Work to complete: In the data below, find every line that has the string "name", and copy it.

Items from a data source:
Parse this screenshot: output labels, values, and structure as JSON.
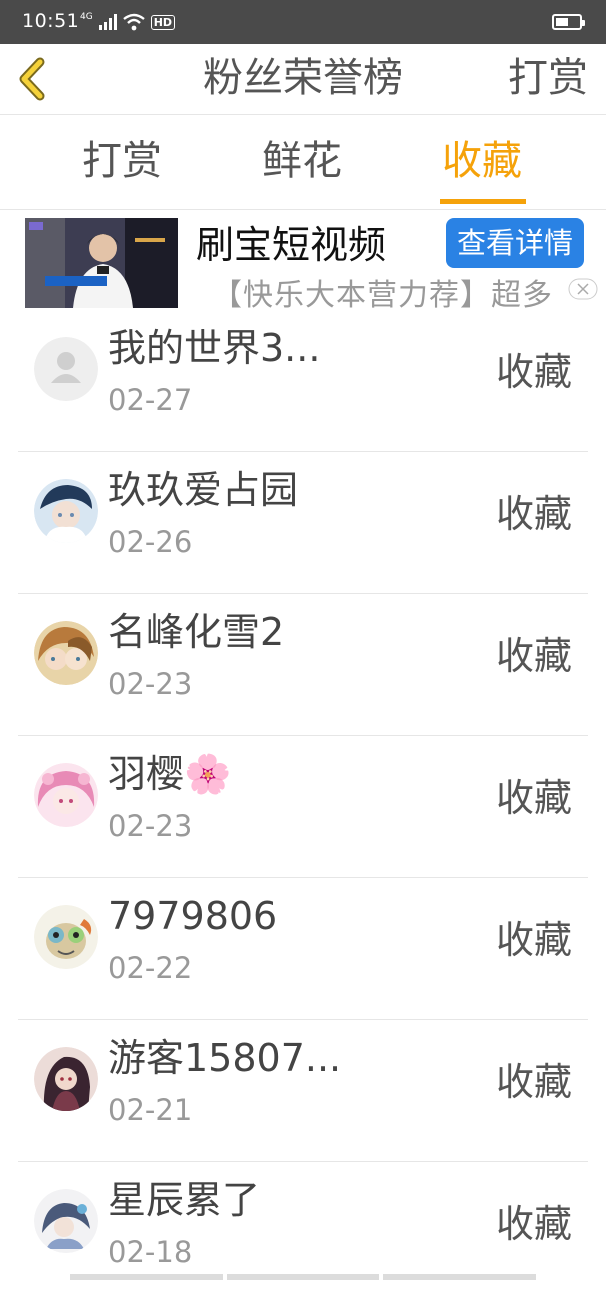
{
  "status_bar": {
    "time": "10:51",
    "network": "4G",
    "hd": "HD"
  },
  "header": {
    "title": "粉丝荣誉榜",
    "action": "打赏"
  },
  "tabs": [
    {
      "label": "打赏",
      "active": false
    },
    {
      "label": "鲜花",
      "active": false
    },
    {
      "label": "收藏",
      "active": true
    }
  ],
  "ad": {
    "title": "刷宝短视频",
    "button": "查看详情",
    "subtitle": "【快乐大本营力荐】超多"
  },
  "fans": [
    {
      "name": "我的世界3...",
      "date": "02-27",
      "action": "收藏",
      "avatar": "default-avatar"
    },
    {
      "name": "玖玖爱占园",
      "date": "02-26",
      "action": "收藏",
      "avatar": "anime-avatar"
    },
    {
      "name": "名峰化雪2",
      "date": "02-23",
      "action": "收藏",
      "avatar": "anime-avatar"
    },
    {
      "name": "羽樱🌸",
      "date": "02-23",
      "action": "收藏",
      "avatar": "anime-avatar"
    },
    {
      "name": "7979806",
      "date": "02-22",
      "action": "收藏",
      "avatar": "cartoon-avatar"
    },
    {
      "name": "游客15807...",
      "date": "02-21",
      "action": "收藏",
      "avatar": "anime-avatar"
    },
    {
      "name": "星辰累了",
      "date": "02-18",
      "action": "收藏",
      "avatar": "anime-avatar"
    }
  ],
  "colors": {
    "accent": "#f5a20a",
    "ad_button": "#2a82e4",
    "status_bar": "#4a4a4a"
  }
}
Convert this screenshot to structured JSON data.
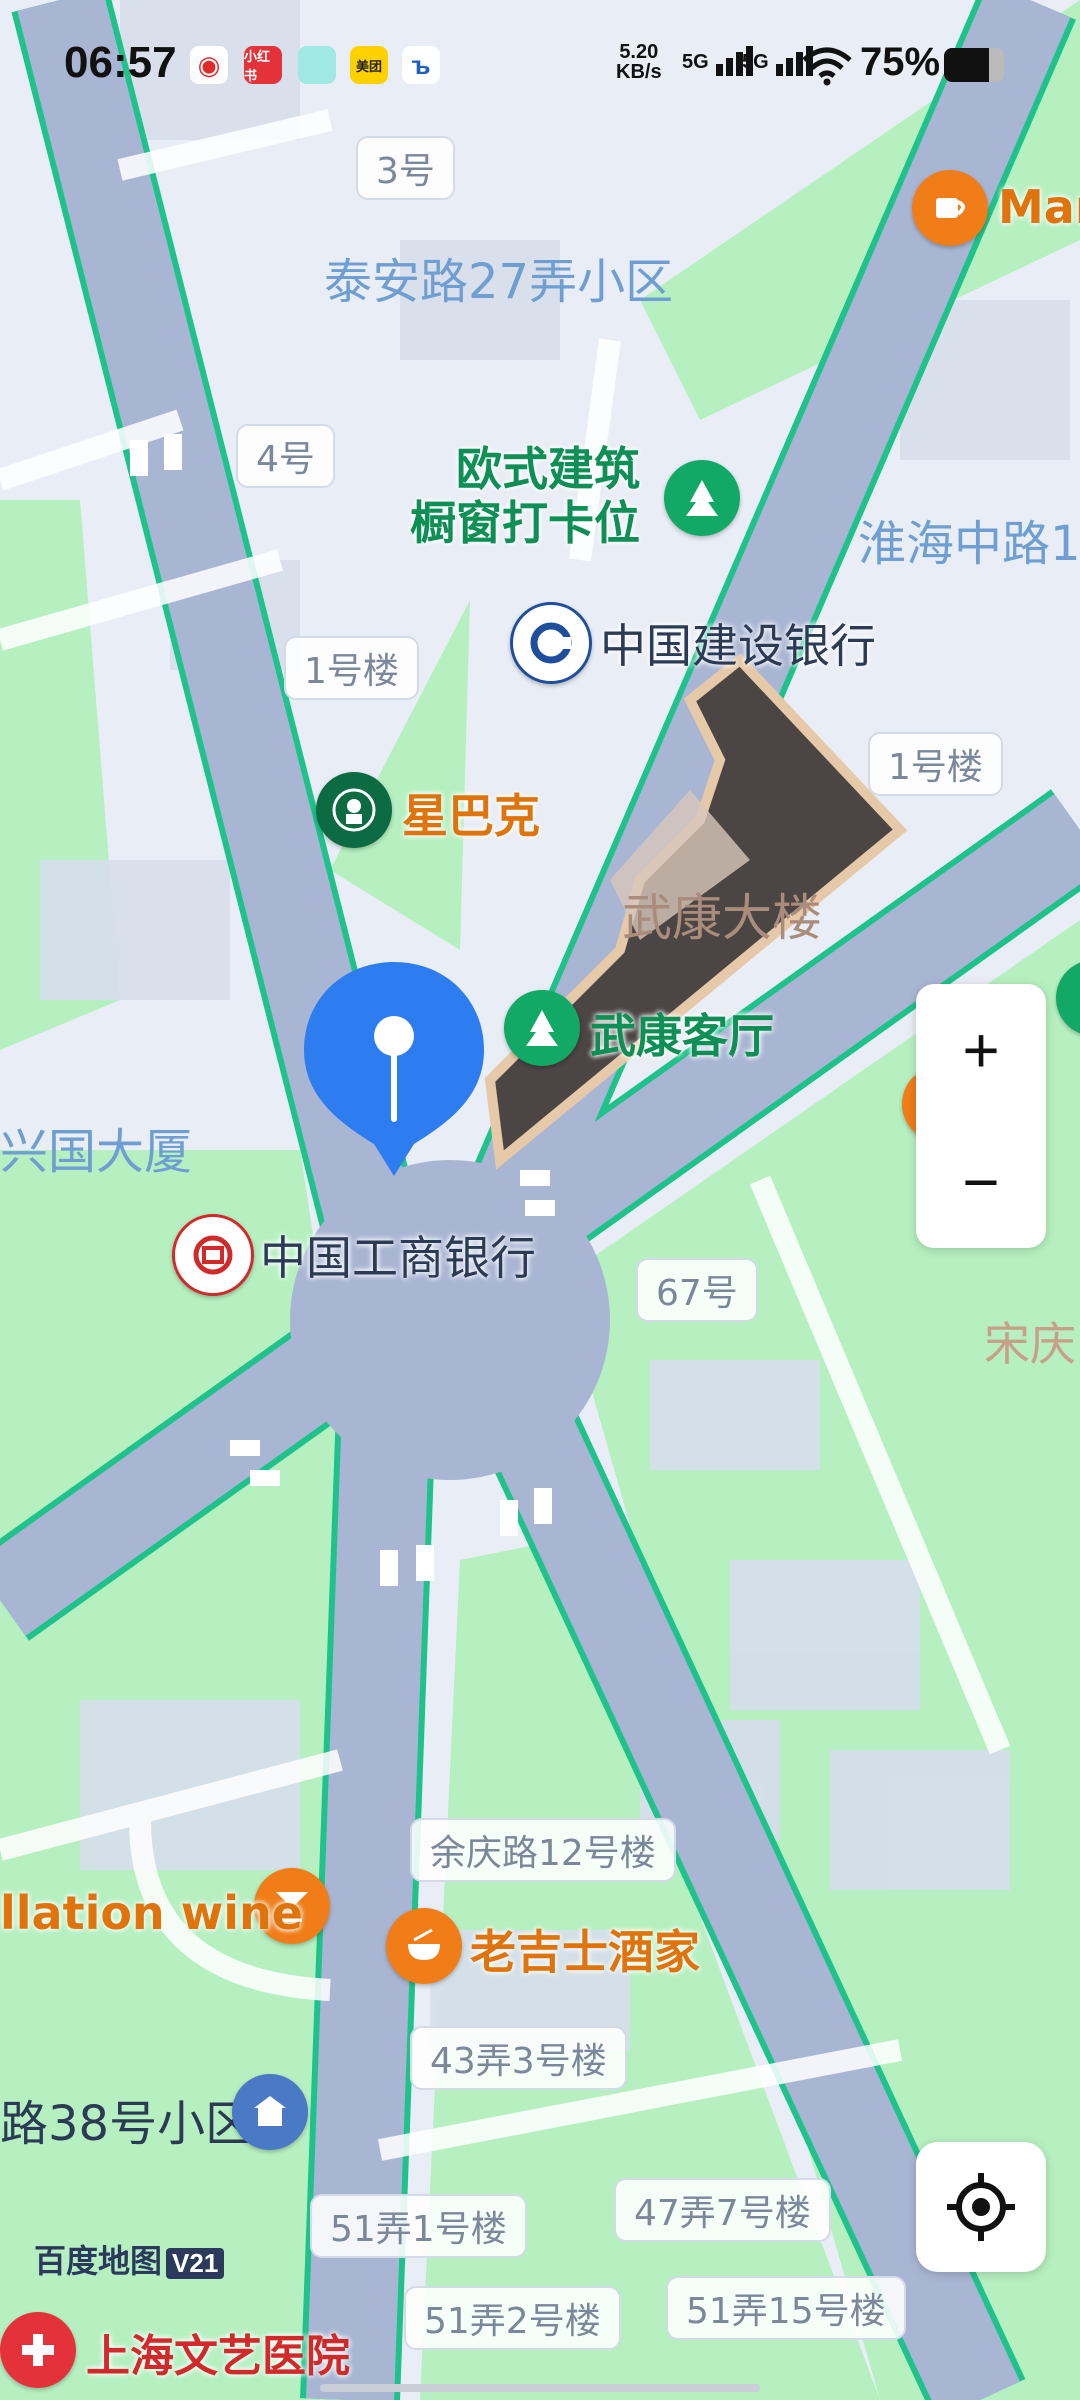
{
  "status_bar": {
    "time": "06:57",
    "speed_value": "5.20",
    "speed_unit": "KB/s",
    "network1": "5G",
    "network2": "5G",
    "battery": "75%",
    "battery_level": 0.75,
    "apps": [
      {
        "icon": "weibo-icon",
        "text": ""
      },
      {
        "icon": "xiaohongshu-icon",
        "text": "小红书"
      },
      {
        "icon": "app-icon",
        "text": ""
      },
      {
        "icon": "meituan-icon",
        "text": "美团"
      },
      {
        "icon": "bank-app-icon",
        "text": ""
      }
    ]
  },
  "map": {
    "buildings": {
      "b3": "3号",
      "b4": "4号",
      "b1a": "1号楼",
      "b1b": "1号楼",
      "b67": "67号",
      "yuqing12": "余庆路12号楼",
      "l43_3": "43弄3号楼",
      "l51_1": "51弄1号楼",
      "l47_7": "47弄7号楼",
      "l51_2": "51弄2号楼",
      "l51_15": "51弄15号楼"
    },
    "areas": {
      "taian": "泰安路27弄小区",
      "huaihai": "淮海中路1",
      "xingguo": "兴国大厦",
      "lu38": "路38号小区",
      "wukang_bldg": "武康大楼",
      "songqing": "宋庆"
    },
    "pois": {
      "european_1": "欧式建筑",
      "european_2": "橱窗打卡位",
      "ccb": "中国建设银行",
      "starbucks": "星巴克",
      "wukang_hall": "武康客厅",
      "icbc": "中国工商银行",
      "manner": "Man",
      "wine": "llation wine",
      "laojishi": "老吉士酒家",
      "hospital": "上海文艺医院",
      "right_partial": "宋庆"
    },
    "colors": {
      "road": "#a9b6d3",
      "road_edge": "#1fc28a",
      "park": "#b6f0c0",
      "block": "#d7deeb",
      "background": "#e9edf5",
      "location_pin": "#2d7cf0"
    }
  },
  "controls": {
    "zoom_in": "+",
    "zoom_out": "−"
  },
  "branding": {
    "logo": "百度地图",
    "version": "V21"
  }
}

Expected answer:
      "name": "我的世界3...",
      "name": "玖玖爱占园",
      "name": "名峰化雪2",
      "name": "羽樱🌸",
      "name": "7979806",
      "name": "游客15807...",
      "name": "星辰累了",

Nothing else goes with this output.